Collect the lines of the entries where "degrees" shows up.

The records
** BEGIN **
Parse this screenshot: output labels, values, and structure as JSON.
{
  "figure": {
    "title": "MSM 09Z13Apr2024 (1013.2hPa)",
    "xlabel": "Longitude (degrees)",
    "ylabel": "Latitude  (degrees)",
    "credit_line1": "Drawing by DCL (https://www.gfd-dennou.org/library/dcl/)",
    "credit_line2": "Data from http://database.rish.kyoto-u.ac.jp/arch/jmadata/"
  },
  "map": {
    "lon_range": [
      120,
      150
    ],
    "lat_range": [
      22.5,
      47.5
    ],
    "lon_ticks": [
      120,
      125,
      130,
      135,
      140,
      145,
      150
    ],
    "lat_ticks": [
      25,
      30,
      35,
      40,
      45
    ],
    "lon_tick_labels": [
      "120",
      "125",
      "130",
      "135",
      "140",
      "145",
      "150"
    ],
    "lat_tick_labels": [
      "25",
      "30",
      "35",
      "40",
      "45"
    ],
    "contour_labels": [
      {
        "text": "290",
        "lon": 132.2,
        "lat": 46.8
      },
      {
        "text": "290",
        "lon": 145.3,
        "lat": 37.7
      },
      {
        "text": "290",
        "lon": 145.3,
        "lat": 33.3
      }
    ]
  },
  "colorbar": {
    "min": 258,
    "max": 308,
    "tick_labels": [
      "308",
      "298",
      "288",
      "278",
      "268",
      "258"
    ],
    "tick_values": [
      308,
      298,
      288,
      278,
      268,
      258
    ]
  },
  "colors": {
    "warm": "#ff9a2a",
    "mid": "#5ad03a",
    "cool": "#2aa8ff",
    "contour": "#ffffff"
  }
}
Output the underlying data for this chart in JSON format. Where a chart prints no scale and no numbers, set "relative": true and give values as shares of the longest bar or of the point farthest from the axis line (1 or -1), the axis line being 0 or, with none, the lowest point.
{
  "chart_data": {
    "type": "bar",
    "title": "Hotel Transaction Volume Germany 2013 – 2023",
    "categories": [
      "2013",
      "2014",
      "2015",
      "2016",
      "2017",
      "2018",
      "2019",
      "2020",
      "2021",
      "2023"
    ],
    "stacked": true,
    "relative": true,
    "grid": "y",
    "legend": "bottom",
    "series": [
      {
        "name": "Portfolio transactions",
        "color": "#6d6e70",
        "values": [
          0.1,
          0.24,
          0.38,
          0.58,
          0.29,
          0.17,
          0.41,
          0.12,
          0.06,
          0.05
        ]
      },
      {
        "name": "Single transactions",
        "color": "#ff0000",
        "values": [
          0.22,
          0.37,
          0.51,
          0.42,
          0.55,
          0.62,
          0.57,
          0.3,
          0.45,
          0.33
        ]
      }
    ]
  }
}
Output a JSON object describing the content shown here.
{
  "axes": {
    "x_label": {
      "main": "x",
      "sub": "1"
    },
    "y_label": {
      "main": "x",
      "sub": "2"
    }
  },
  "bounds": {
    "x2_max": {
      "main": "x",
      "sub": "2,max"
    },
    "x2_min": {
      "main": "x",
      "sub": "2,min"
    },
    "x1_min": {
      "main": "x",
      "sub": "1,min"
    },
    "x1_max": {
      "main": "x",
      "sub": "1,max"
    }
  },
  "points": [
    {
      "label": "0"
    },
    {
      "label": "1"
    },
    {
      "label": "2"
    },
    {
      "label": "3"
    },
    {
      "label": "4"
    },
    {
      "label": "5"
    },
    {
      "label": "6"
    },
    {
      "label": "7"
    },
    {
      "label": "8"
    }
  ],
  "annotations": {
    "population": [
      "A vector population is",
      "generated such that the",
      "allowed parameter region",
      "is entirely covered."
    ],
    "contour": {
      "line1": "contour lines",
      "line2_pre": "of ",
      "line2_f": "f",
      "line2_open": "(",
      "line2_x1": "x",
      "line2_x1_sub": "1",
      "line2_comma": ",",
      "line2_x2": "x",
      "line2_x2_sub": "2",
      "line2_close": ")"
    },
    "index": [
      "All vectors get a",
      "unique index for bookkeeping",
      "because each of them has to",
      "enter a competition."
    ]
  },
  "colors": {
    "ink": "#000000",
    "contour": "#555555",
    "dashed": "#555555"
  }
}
** END **
Solution
    "xlabel": "Longitude (degrees)",
    "ylabel": "Latitude  (degrees)",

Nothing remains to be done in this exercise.